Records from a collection
----
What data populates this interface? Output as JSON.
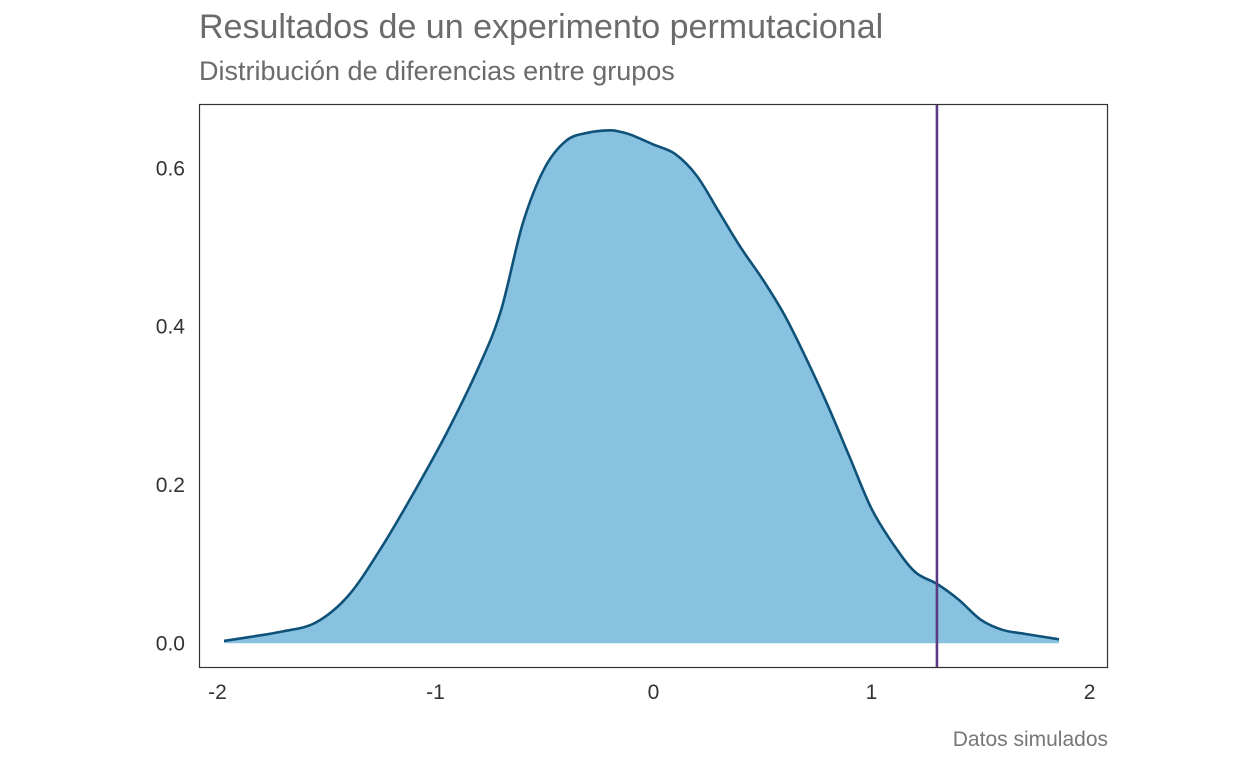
{
  "chart_data": {
    "type": "area",
    "title": "Resultados de un experimento permutacional",
    "subtitle": "Distribución de diferencias entre grupos",
    "caption": "Datos simulados",
    "xlabel": "",
    "ylabel": "",
    "xlim": [
      -2.08,
      2.08
    ],
    "ylim": [
      -0.03,
      0.68
    ],
    "x_ticks": [
      -2,
      -1,
      0,
      1,
      2
    ],
    "x_tick_labels": [
      "-2",
      "-1",
      "0",
      "1",
      "2"
    ],
    "y_ticks": [
      0.0,
      0.2,
      0.4,
      0.6
    ],
    "y_tick_labels": [
      "0.0",
      "0.2",
      "0.4",
      "0.6"
    ],
    "grid": false,
    "legend": "none",
    "series": [
      {
        "x": [
          -1.97,
          -1.85,
          -1.7,
          -1.55,
          -1.4,
          -1.25,
          -1.1,
          -0.95,
          -0.8,
          -0.7,
          -0.6,
          -0.5,
          -0.4,
          -0.3,
          -0.2,
          -0.15,
          -0.1,
          0.0,
          0.1,
          0.2,
          0.3,
          0.4,
          0.5,
          0.6,
          0.7,
          0.8,
          0.9,
          1.0,
          1.1,
          1.2,
          1.3,
          1.4,
          1.5,
          1.6,
          1.7,
          1.86
        ],
        "y": [
          0.003,
          0.008,
          0.015,
          0.026,
          0.06,
          0.12,
          0.19,
          0.265,
          0.35,
          0.42,
          0.53,
          0.6,
          0.635,
          0.645,
          0.648,
          0.646,
          0.642,
          0.63,
          0.618,
          0.59,
          0.545,
          0.5,
          0.46,
          0.415,
          0.36,
          0.3,
          0.235,
          0.17,
          0.125,
          0.09,
          0.075,
          0.055,
          0.03,
          0.017,
          0.012,
          0.005
        ]
      }
    ],
    "reference_line": {
      "x": 1.3,
      "orientation": "vertical"
    },
    "colors": {
      "fill": "#89c2e0",
      "line": "#0f5279",
      "reference": "#5a3a82",
      "frame": "#333333"
    }
  }
}
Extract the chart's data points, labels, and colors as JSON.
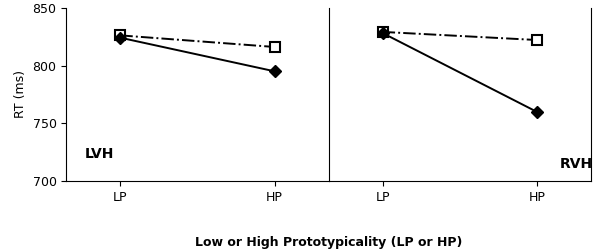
{
  "ylim": [
    700,
    850
  ],
  "yticks": [
    700,
    750,
    800,
    850
  ],
  "ylabel": "RT (ms)",
  "xlabel": "Low or High Prototypicality (LP or HP)",
  "xtick_labels": [
    "LP",
    "HP"
  ],
  "x": [
    0,
    1
  ],
  "LVH": {
    "dashed_square": [
      826,
      816
    ],
    "solid_diamond": [
      824,
      795
    ]
  },
  "RVH": {
    "dashed_square": [
      829,
      822
    ],
    "solid_diamond": [
      828,
      760
    ]
  },
  "line_color": "#000000",
  "bg_color": "#ffffff",
  "panel_bg": "#ffffff",
  "font_size_label": 9,
  "font_size_tick": 9,
  "font_size_panel_label": 10,
  "font_size_xlabel": 9
}
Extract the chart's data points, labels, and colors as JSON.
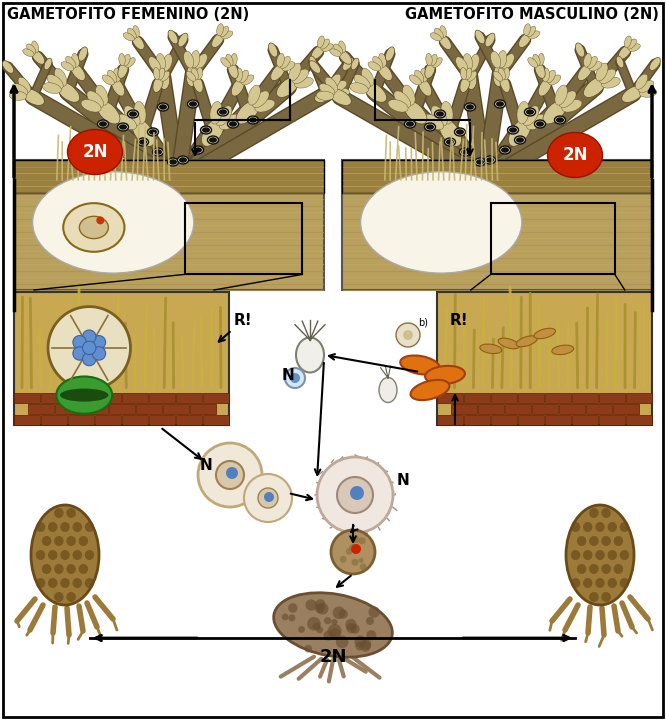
{
  "title_left": "GAMETOFITO FEMENINO (2N)",
  "title_right": "GAMETOFITO MASCULINO (2N)",
  "label_2N_bottom": "2N",
  "label_2N_left": "2N",
  "label_2N_right": "2N",
  "label_N_left": "N",
  "label_N_right": "N",
  "label_R_left": "R!",
  "label_R_right": "R!",
  "background_color": "#ffffff",
  "fig_width": 6.66,
  "fig_height": 7.2,
  "dpi": 100,
  "title_fontsize": 10.5,
  "seaweed_color": "#7a6840",
  "seaweed_tip_color": "#d4c890",
  "seaweed_dark_color": "#5a4a28",
  "oogonia_color": "#111111",
  "section_bg": "#b8a060",
  "section_dark": "#7a5c28",
  "detail_bg": "#c8a850",
  "brick_color": "#8B3A1A",
  "rhizoid_color": "#9B7A3A",
  "red_circle_color": "#cc2200",
  "orange_color": "#E07010",
  "green_color": "#3a8c30"
}
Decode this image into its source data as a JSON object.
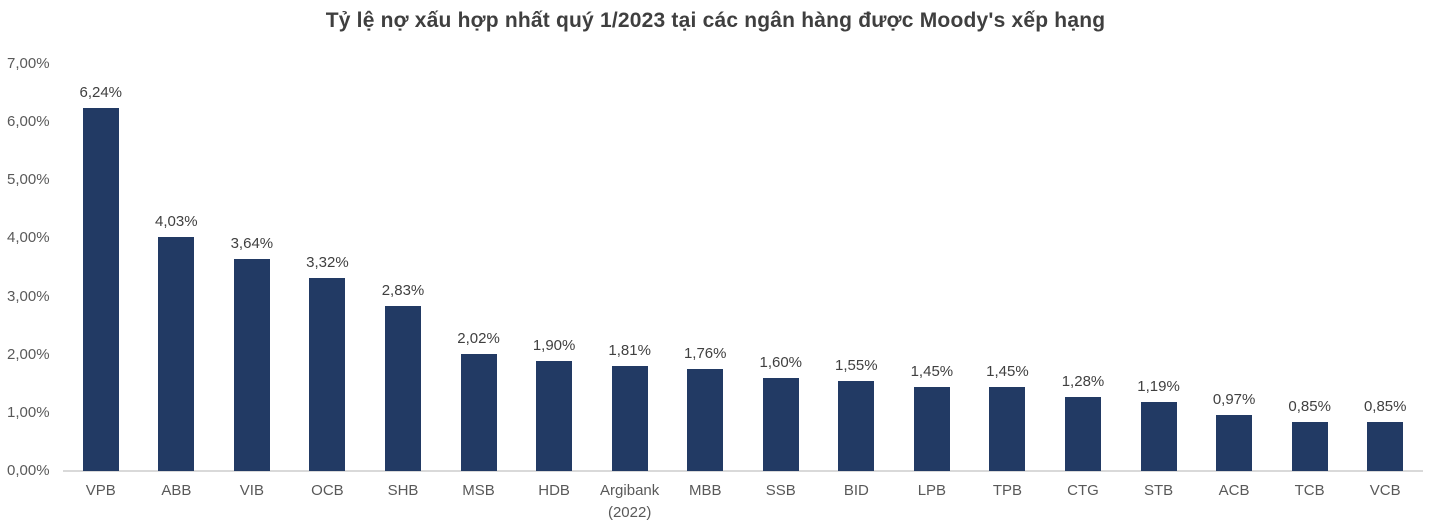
{
  "page": {
    "background": "#FFFFFF"
  },
  "colors": {
    "bar": "#223A64",
    "title_text": "#3F3F3F",
    "value_label_text": "#404040",
    "axis_label_text": "#595959",
    "baseline": "#D9D9D9"
  },
  "chart_data": {
    "type": "bar",
    "title": "Tỷ lệ nợ xấu hợp nhất quý 1/2023 tại các ngân hàng được Moody's xếp hạng",
    "xlabel": "",
    "ylabel": "",
    "ylim": [
      0,
      7
    ],
    "grid": false,
    "legend": false,
    "categories": [
      "VPB",
      "ABB",
      "VIB",
      "OCB",
      "SHB",
      "MSB",
      "HDB",
      "Argibank\n(2022)",
      "MBB",
      "SSB",
      "BID",
      "LPB",
      "TPB",
      "CTG",
      "STB",
      "ACB",
      "TCB",
      "VCB"
    ],
    "values": [
      6.24,
      4.03,
      3.64,
      3.32,
      2.83,
      2.02,
      1.9,
      1.81,
      1.76,
      1.6,
      1.55,
      1.45,
      1.45,
      1.28,
      1.19,
      0.97,
      0.85,
      0.85
    ],
    "value_labels": [
      "6,24%",
      "4,03%",
      "3,64%",
      "3,32%",
      "2,83%",
      "2,02%",
      "1,90%",
      "1,81%",
      "1,76%",
      "1,60%",
      "1,55%",
      "1,45%",
      "1,45%",
      "1,28%",
      "1,19%",
      "0,97%",
      "0,85%",
      "0,85%"
    ],
    "ytick_values": [
      0,
      1,
      2,
      3,
      4,
      5,
      6,
      7
    ],
    "ytick_labels": [
      "0,00%",
      "1,00%",
      "2,00%",
      "3,00%",
      "4,00%",
      "5,00%",
      "6,00%",
      "7,00%"
    ]
  }
}
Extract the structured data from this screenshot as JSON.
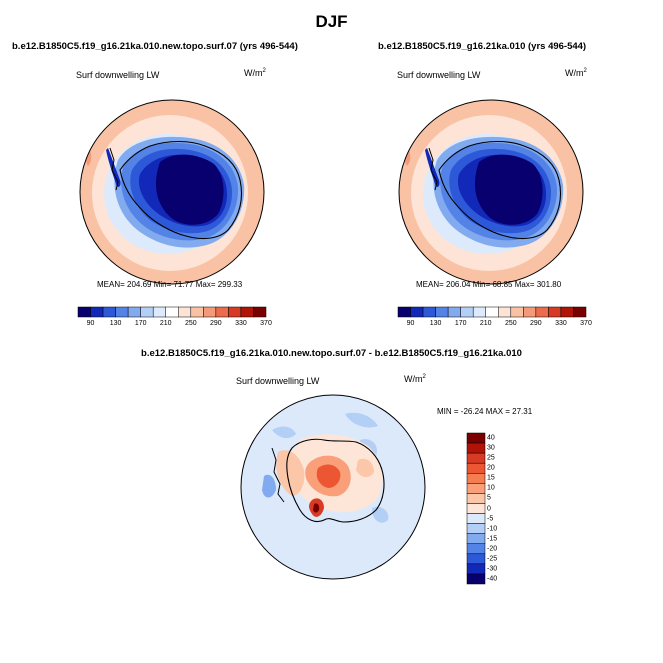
----
→ **Task prompt**
Each entry above is to be written out again unchanged, apart from the pictures, which are left out.

→ **Completed task**
What data populates this interface? Output as JSON.
{
  "chart_data": {
    "type": "area",
    "title": "Resultados de un experimento permutacional",
    "subtitle": "Distribución de diferencias entre grupos",
    "caption": "Datos simulados",
    "xlabel": "",
    "ylabel": "",
    "xlim": [
      -2.08,
      2.08
    ],
    "ylim": [
      -0.03,
      0.68
    ],
    "x_ticks": [
      -2,
      -1,
      0,
      1,
      2
    ],
    "x_tick_labels": [
      "-2",
      "-1",
      "0",
      "1",
      "2"
    ],
    "y_ticks": [
      0.0,
      0.2,
      0.4,
      0.6
    ],
    "y_tick_labels": [
      "0.0",
      "0.2",
      "0.4",
      "0.6"
    ],
    "grid": false,
    "legend": "none",
    "series": [
      {
        "x": [
          -1.97,
          -1.85,
          -1.7,
          -1.55,
          -1.4,
          -1.25,
          -1.1,
          -0.95,
          -0.8,
          -0.7,
          -0.6,
          -0.5,
          -0.4,
          -0.3,
          -0.2,
          -0.15,
          -0.1,
          0.0,
          0.1,
          0.2,
          0.3,
          0.4,
          0.5,
          0.6,
          0.7,
          0.8,
          0.9,
          1.0,
          1.1,
          1.2,
          1.3,
          1.4,
          1.5,
          1.6,
          1.7,
          1.86
        ],
        "y": [
          0.003,
          0.008,
          0.015,
          0.026,
          0.06,
          0.12,
          0.19,
          0.265,
          0.35,
          0.42,
          0.53,
          0.6,
          0.635,
          0.645,
          0.648,
          0.646,
          0.642,
          0.63,
          0.618,
          0.59,
          0.545,
          0.5,
          0.46,
          0.415,
          0.36,
          0.3,
          0.235,
          0.17,
          0.125,
          0.09,
          0.075,
          0.055,
          0.03,
          0.017,
          0.012,
          0.005
        ]
      }
    ],
    "reference_line": {
      "x": 1.3,
      "orientation": "vertical"
    },
    "colors": {
      "fill": "#89c2e0",
      "line": "#0f5279",
      "reference": "#5a3a82",
      "frame": "#333333"
    }
  }
}
Extract the chart's data points, labels, and colors as JSON.
{
  "ylim": [
    700,
    850
  ],
  "yticks": [
    700,
    750,
    800,
    850
  ],
  "ylabel": "RT (ms)",
  "xlabel": "Low or High Prototypicality (LP or HP)",
  "xtick_labels": [
    "LP",
    "HP"
  ],
  "x": [
    0,
    1
  ],
  "LVH": {
    "dashed_square": [
      826,
      816
    ],
    "solid_diamond": [
      824,
      795
    ]
  },
  "RVH": {
    "dashed_square": [
      829,
      822
    ],
    "solid_diamond": [
      828,
      760
    ]
  },
  "line_color": "#000000",
  "bg_color": "#ffffff",
  "panel_bg": "#ffffff",
  "font_size_label": 9,
  "font_size_tick": 9,
  "font_size_panel_label": 10,
  "font_size_xlabel": 9
}
Extract the chart's data points, labels, and colors as JSON.
{
  "title_left": "GAMETOFITO FEMENINO (2N)",
  "title_right": "GAMETOFITO MASCULINO (2N)",
  "label_2N_bottom": "2N",
  "label_2N_left": "2N",
  "label_2N_right": "2N",
  "label_N_left": "N",
  "label_N_right": "N",
  "label_R_left": "R!",
  "label_R_right": "R!",
  "background_color": "#ffffff",
  "fig_width": 6.66,
  "fig_height": 7.2,
  "dpi": 100,
  "title_fontsize": 10.5,
  "seaweed_color": "#7a6840",
  "seaweed_tip_color": "#d4c890",
  "seaweed_dark_color": "#5a4a28",
  "oogonia_color": "#111111",
  "section_bg": "#b8a060",
  "section_dark": "#7a5c28",
  "detail_bg": "#c8a850",
  "brick_color": "#8B3A1A",
  "rhizoid_color": "#9B7A3A",
  "red_circle_color": "#cc2200",
  "orange_color": "#E07010",
  "green_color": "#3a8c30"
}
Decode this image into its source data as a JSON object.
{
  "page": {
    "background": "#FFFFFF"
  },
  "colors": {
    "bar": "#223A64",
    "title_text": "#3F3F3F",
    "value_label_text": "#404040",
    "axis_label_text": "#595959",
    "baseline": "#D9D9D9"
  },
  "chart_data": {
    "type": "bar",
    "title": "Tỷ lệ nợ xấu hợp nhất quý 1/2023 tại các ngân hàng được Moody's xếp hạng",
    "xlabel": "",
    "ylabel": "",
    "ylim": [
      0,
      7
    ],
    "grid": false,
    "legend": false,
    "categories": [
      "VPB",
      "ABB",
      "VIB",
      "OCB",
      "SHB",
      "MSB",
      "HDB",
      "Argibank\n(2022)",
      "MBB",
      "SSB",
      "BID",
      "LPB",
      "TPB",
      "CTG",
      "STB",
      "ACB",
      "TCB",
      "VCB"
    ],
    "values": [
      6.24,
      4.03,
      3.64,
      3.32,
      2.83,
      2.02,
      1.9,
      1.81,
      1.76,
      1.6,
      1.55,
      1.45,
      1.45,
      1.28,
      1.19,
      0.97,
      0.85,
      0.85
    ],
    "value_labels": [
      "6,24%",
      "4,03%",
      "3,64%",
      "3,32%",
      "2,83%",
      "2,02%",
      "1,90%",
      "1,81%",
      "1,76%",
      "1,60%",
      "1,55%",
      "1,45%",
      "1,45%",
      "1,28%",
      "1,19%",
      "0,97%",
      "0,85%",
      "0,85%"
    ],
    "ytick_values": [
      0,
      1,
      2,
      3,
      4,
      5,
      6,
      7
    ],
    "ytick_labels": [
      "0,00%",
      "1,00%",
      "2,00%",
      "3,00%",
      "4,00%",
      "5,00%",
      "6,00%",
      "7,00%"
    ]
  }
}
Extract the structured data from this screenshot as JSON.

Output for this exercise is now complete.